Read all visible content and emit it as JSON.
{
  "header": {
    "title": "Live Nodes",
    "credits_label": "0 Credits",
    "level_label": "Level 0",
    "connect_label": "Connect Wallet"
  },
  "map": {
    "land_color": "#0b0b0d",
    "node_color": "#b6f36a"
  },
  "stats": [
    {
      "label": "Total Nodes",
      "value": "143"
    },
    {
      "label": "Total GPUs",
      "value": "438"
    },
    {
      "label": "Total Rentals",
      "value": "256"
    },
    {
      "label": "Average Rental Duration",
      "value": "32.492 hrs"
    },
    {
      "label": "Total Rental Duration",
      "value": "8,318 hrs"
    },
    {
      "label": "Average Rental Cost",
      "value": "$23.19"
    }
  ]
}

========================

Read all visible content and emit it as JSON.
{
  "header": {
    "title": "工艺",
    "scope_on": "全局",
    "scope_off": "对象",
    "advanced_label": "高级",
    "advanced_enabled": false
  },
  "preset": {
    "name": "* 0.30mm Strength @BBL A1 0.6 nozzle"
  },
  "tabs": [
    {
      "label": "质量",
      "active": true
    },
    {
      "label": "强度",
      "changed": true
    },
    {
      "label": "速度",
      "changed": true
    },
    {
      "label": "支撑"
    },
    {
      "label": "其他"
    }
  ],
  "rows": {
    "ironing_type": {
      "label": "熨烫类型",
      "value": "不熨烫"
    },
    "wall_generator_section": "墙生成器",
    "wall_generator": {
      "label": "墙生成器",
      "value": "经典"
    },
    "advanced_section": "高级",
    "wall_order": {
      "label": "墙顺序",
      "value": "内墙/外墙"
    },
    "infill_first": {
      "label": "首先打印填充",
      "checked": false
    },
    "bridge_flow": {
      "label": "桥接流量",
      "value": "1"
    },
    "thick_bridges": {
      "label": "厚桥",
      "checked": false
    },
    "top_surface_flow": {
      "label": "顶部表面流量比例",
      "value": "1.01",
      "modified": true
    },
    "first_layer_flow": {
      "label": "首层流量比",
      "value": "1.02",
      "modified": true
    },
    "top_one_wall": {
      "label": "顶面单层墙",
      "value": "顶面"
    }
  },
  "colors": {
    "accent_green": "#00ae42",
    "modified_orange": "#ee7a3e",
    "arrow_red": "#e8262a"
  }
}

========================

**Task statement:** Pull out each line containing the word "Total" and copy it.

**The answer:**
      "label": "Total Nodes",
      "label": "Total GPUs",
      "label": "Total Rentals",
      "label": "Total Rental Duration",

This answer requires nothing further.